(Data excerpts)
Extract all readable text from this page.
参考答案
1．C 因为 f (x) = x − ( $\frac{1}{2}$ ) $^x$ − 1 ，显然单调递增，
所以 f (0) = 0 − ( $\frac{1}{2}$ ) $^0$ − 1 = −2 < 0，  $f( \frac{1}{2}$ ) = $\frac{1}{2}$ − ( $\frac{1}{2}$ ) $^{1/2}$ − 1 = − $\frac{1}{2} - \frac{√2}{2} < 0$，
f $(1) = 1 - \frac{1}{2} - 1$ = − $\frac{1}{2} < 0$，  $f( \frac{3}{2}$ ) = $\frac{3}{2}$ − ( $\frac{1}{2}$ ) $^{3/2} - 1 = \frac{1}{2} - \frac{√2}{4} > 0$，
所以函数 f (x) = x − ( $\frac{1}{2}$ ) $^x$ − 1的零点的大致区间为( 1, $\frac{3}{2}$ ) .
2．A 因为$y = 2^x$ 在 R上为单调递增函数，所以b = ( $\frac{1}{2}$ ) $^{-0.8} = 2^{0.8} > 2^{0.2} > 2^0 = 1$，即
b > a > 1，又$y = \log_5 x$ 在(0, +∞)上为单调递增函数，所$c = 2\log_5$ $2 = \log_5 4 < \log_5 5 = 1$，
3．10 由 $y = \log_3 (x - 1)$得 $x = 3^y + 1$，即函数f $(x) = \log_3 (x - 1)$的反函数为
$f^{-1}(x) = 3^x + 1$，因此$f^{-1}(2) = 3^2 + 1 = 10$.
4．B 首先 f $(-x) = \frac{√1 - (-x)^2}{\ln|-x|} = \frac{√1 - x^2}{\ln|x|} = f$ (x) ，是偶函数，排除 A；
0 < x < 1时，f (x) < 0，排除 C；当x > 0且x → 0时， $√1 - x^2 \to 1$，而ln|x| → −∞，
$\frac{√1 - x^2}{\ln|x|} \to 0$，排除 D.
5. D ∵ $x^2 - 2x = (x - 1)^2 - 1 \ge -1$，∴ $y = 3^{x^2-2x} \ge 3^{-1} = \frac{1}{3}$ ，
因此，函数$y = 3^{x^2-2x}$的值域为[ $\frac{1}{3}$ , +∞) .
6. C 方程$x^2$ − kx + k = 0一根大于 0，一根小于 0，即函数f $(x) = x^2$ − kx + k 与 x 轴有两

## [OBJECTIVE]
The records above must be repeated exactly, every one of them.

## [TASK ANSWER]
Extract all readable text from this page.
参考答案
1．C 因为 f (x) = x − ( $\frac{1}{2}$ ) $^x$ − 1 ，显然单调递增，
所以 f (0) = 0 − ( $\frac{1}{2}$ ) $^0$ − 1 = −2 < 0，  $f( \frac{1}{2}$ ) = $\frac{1}{2}$ − ( $\frac{1}{2}$ ) $^{1/2}$ − 1 = − $\frac{1}{2} - \frac{√2}{2} < 0$，
f $(1) = 1 - \frac{1}{2} - 1$ = − $\frac{1}{2} < 0$，  $f( \frac{3}{2}$ ) = $\frac{3}{2}$ − ( $\frac{1}{2}$ ) $^{3/2} - 1 = \frac{1}{2} - \frac{√2}{4} > 0$，
所以函数 f (x) = x − ( $\frac{1}{2}$ ) $^x$ − 1的零点的大致区间为( 1, $\frac{3}{2}$ ) .
2．A 因为$y = 2^x$ 在 R上为单调递增函数，所以b = ( $\frac{1}{2}$ ) $^{-0.8} = 2^{0.8} > 2^{0.2} > 2^0 = 1$，即
b > a > 1，又$y = \log_5 x$ 在(0, +∞)上为单调递增函数，所$c = 2\log_5$ $2 = \log_5 4 < \log_5 5 = 1$，
3．10 由 $y = \log_3 (x - 1)$得 $x = 3^y + 1$，即函数f $(x) = \log_3 (x - 1)$的反函数为
$f^{-1}(x) = 3^x + 1$，因此$f^{-1}(2) = 3^2 + 1 = 10$.
4．B 首先 f $(-x) = \frac{√1 - (-x)^2}{\ln|-x|} = \frac{√1 - x^2}{\ln|x|} = f$ (x) ，是偶函数，排除 A；
0 < x < 1时，f (x) < 0，排除 C；当x > 0且x → 0时， $√1 - x^2 \to 1$，而ln|x| → −∞，
$\frac{√1 - x^2}{\ln|x|} \to 0$，排除 D.
5. D ∵ $x^2 - 2x = (x - 1)^2 - 1 \ge -1$，∴ $y = 3^{x^2-2x} \ge 3^{-1} = \frac{1}{3}$ ，
因此，函数$y = 3^{x^2-2x}$的值域为[ $\frac{1}{3}$ , +∞) .
6. C 方程$x^2$ − kx + k = 0一根大于 0，一根小于 0，即函数f $(x) = x^2$ − kx + k 与 x 轴有两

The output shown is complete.